Günlük dilde ‘’parlamento’’ ile ‘’Meclis’’ (veya yasama organı) terimleri genellikle aynı anlamda kullanılmaktadır. Oysa gerçekte parlamento başka, Meclis başkadır ve her meclis parlamento değildir.
Malum, temsilî-demokratik rejimler için yönetilenlerin/yurttaşların görüş ve kanaatlerini temsil edecek ve onların çıkarlarını, talep ve beklentilerini yansıtacak temsilî meclislerin varlığı zorunludur. Bu meclisler hem toplumun ortak meselelerinin özgürce tartışıldığı platformlar olarak işlev görmeleri, hem de bireylerin haklarını ve meşru çıkarlarını gözetecek şekilde adil yasalar yapmaları beklenir. Bu iki işlevi yerine getirmek üzere serbest seçimle oluşturulan temsilî meclislere parlamento denmektedir.
Parlamento kelimesi zaten ‘’konuşmak’’ anlamına gelen ‘’parler’’ kökünden türemiş olup, ‘’konuşulan, tartışılan, müzakere edilen yer’’ anlamına gelmektedir. Parlamentolar kamusal siyaset meseleleri hakkında halk adına karar verme yetkisine sahip olan demokratik kurumlar ve halkın meselelerinin özgürce tartışılıp karara bağlandığı ulusal platformlardır. Böylece, temsilî bir meclisi parlamento yapan, hem özgür ve adil seçimlerle oluşması, hem halkın temsilcilerinin kamusal meseleleri her türlü sınırlama ve baskıdan azade bir şekilde tartışılabilmeleri, hem de halk adına son sözü söyleme yetkisine sahip olmasıdır.
###
**Alıştırmalar**.
- a) Parlamento yazısına göre "parlamento" kelimesi hangi kökten gelir?
- b) Parlamento yazısında "Malum, temsilî-demokratik rejimler" sözleriyle başlayıp "meclislere parlamento denmektedir." sözleriyle biten bölümü olduğu gibi aktarın.
- c) Parlamento yazısı, her meclisin neden parlamento olmadığını nasıl açıklıyor? Bir ile üç cümle arasında anlatın.

**Veri Kayıtları**.
###
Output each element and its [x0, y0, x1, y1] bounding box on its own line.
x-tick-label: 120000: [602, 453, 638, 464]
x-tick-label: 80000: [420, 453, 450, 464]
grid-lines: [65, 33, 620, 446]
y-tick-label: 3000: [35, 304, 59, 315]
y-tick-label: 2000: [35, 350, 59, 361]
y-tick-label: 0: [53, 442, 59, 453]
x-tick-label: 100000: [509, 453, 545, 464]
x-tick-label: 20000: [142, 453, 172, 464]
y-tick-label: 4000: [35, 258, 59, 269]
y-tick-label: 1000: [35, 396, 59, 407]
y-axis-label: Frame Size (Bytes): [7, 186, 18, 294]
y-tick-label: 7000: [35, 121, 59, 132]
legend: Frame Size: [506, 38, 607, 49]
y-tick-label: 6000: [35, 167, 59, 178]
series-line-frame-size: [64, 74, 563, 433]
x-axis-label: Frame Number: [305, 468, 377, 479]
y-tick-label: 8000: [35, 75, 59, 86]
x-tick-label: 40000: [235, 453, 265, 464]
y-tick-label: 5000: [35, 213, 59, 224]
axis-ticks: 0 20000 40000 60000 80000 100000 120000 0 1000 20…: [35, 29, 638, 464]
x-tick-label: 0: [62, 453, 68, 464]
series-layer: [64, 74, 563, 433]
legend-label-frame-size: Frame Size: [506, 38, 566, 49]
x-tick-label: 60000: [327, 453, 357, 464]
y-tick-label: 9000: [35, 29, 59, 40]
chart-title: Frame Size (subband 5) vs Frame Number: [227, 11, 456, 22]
###
**Tam Cevaplar**.
- a) "Konuşmak" anlamına gelen "parler" kökünden gelir.

- b)
Malum, temsilî-demokratik rejimler için yönetilenlerin/yurttaşların görüş ve kanaatlerini temsil edecek ve onların çıkarlarını, talep ve beklentilerini yansıtacak temsilî meclislerin varlığı zorunludur. Bu meclisler hem toplumun ortak meselelerinin özgürce tartışıldığı platformlar olarak işlev görmeleri, hem de bireylerin haklarını ve meşru çıkarlarını gözetecek şekilde adil yasalar yapmaları beklenir. Bu iki işlevi yerine getirmek üzere serbest seçimle oluşturulan temsilî meclislere parlamento denmektedir.

- c) Yazıya göre bir temsilî meclisi parlamento yapan üç şey vardır. Meclis özgür ve adil seçimlerle kurulmalıdır. Halkın temsilcileri kamusal meseleleri hiçbir sınırlama ve baskı olmadan tartışabilmeli, meclis de halk adına son sözü söyleme yetkisine sahip olmalıdır.